• **Set problem**
Identify the lines that include the word "похвалá", then copy all of them.

• **Provided records**
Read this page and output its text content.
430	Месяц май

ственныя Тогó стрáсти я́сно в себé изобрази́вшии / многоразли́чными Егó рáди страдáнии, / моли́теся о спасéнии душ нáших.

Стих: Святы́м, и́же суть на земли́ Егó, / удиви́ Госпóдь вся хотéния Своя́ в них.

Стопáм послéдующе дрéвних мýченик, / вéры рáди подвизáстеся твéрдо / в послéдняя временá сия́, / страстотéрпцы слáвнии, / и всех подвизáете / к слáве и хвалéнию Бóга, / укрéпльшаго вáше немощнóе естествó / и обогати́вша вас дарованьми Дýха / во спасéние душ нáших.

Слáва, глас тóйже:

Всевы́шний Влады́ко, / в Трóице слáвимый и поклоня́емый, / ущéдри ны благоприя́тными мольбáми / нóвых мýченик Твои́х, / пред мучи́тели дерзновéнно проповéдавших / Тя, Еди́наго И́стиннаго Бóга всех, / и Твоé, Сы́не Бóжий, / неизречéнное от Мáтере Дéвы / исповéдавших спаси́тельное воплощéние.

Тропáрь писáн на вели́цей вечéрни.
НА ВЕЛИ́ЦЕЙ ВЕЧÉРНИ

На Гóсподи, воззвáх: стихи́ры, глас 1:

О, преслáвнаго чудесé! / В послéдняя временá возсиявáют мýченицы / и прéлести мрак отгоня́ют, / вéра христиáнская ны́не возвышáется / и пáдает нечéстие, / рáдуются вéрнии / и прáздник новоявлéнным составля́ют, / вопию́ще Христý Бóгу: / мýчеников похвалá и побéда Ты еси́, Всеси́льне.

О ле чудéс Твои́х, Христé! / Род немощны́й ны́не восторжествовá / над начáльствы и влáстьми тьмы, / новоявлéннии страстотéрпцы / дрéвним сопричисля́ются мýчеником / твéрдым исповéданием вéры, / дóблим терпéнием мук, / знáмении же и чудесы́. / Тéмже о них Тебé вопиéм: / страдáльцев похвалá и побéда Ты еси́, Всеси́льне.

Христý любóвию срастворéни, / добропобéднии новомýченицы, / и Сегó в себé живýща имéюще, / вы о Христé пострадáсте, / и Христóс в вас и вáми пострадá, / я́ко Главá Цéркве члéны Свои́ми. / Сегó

* * *

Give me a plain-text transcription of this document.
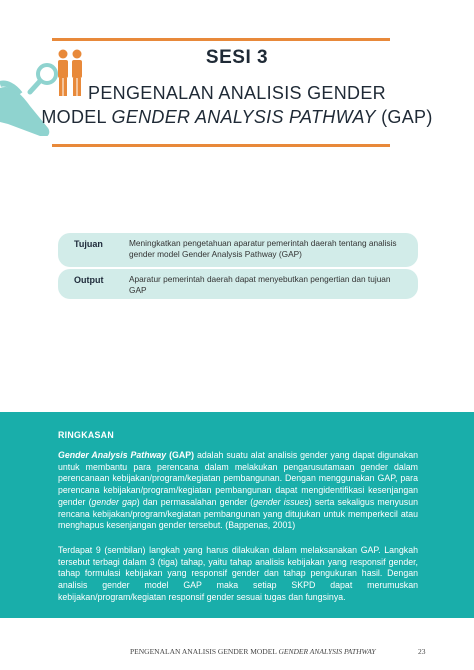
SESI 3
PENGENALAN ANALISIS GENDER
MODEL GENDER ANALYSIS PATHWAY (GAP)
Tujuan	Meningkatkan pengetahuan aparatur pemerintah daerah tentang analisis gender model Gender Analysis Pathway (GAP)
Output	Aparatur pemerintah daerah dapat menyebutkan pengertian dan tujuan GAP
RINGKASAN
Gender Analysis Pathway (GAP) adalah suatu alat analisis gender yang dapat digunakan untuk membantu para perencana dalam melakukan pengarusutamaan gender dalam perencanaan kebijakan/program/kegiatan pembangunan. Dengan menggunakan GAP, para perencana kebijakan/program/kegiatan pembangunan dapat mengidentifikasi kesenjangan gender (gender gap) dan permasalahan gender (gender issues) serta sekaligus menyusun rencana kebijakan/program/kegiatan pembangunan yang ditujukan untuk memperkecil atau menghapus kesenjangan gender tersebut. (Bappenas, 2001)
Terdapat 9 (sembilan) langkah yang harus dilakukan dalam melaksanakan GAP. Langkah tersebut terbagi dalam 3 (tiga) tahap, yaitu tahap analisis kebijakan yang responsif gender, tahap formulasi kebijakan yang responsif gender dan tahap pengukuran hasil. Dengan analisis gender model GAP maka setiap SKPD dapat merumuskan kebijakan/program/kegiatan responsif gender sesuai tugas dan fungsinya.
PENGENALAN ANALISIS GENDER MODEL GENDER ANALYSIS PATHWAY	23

• **The solution**
О, преслáвнаго чудесé! / В послéдняя временá возсиявáют мýченицы / и прéлести мрак отгоня́ют, / вéра христиáнская ны́не возвышáется / и пáдает нечéстие, / рáдуются вéрнии / и прáздник новоявлéнным составля́ют, / вопию́ще Христý Бóгу: / мýчеников похвалá и побéда Ты еси́, Всеси́льне.
О ле чудéс Твои́х, Христé! / Род немощны́й ны́не восторжествовá / над начáльствы и влáстьми тьмы, / новоявлéннии страстотéрпцы / дрéвним сопричисля́ются мýчеником / твéрдым исповéданием вéры, / дóблим терпéнием мук, / знáмении же и чудесы́. / Тéмже о них Тебé вопиéм: / страдáльцев похвалá и побéда Ты еси́, Всеси́льне.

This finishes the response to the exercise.